Go through the material below and copy each line where the word "伙食费是指学生在校期间自愿就餐的费用" appears.

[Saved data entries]
--

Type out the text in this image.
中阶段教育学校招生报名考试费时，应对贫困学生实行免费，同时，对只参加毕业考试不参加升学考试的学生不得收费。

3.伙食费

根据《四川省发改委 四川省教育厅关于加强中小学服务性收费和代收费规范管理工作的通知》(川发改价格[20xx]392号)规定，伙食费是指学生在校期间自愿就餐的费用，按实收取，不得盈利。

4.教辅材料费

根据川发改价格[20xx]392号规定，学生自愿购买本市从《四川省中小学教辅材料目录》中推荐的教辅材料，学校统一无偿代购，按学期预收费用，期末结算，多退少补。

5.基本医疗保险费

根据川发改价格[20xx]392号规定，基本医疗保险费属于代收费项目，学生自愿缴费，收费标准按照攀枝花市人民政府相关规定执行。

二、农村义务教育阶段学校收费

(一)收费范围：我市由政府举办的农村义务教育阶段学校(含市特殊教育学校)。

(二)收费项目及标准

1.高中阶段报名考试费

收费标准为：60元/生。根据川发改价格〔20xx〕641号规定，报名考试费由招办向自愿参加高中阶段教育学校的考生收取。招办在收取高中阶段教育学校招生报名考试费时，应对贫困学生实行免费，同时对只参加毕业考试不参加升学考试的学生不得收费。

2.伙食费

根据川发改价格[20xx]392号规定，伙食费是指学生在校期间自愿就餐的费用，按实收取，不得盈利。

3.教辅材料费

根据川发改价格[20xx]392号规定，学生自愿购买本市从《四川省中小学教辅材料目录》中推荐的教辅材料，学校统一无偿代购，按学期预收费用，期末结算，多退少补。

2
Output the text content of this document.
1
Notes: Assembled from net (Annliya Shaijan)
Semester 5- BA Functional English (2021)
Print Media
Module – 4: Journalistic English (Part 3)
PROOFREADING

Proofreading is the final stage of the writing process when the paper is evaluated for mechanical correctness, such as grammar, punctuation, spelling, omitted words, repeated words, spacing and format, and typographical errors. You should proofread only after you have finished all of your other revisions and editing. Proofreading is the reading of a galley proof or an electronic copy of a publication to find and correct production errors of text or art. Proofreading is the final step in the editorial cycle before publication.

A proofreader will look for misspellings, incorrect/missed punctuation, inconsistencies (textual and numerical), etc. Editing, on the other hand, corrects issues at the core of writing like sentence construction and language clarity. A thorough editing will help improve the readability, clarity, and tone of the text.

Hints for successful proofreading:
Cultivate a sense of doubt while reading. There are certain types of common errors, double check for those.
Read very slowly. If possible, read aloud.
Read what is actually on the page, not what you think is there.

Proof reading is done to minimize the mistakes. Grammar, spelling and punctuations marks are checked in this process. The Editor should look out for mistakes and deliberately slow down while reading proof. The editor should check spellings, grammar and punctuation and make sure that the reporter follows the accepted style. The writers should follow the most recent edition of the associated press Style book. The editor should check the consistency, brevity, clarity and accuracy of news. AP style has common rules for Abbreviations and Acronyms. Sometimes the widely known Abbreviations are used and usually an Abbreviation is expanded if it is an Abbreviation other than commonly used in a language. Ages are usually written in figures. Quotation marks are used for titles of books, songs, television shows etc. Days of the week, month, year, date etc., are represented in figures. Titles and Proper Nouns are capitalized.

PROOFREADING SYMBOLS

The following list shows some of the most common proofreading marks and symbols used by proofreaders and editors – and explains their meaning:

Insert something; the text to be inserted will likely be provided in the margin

--

Output for this task:
根据《四川省发改委 四川省教育厅关于加强中小学服务性收费和代收费规范管理工作的通知》(川发改价格[20xx]392号)规定，伙食费是指学生在校期间自愿就餐的费用，按实收取，不得盈利。
根据川发改价格[20xx]392号规定，伙食费是指学生在校期间自愿就餐的费用，按实收取，不得盈利。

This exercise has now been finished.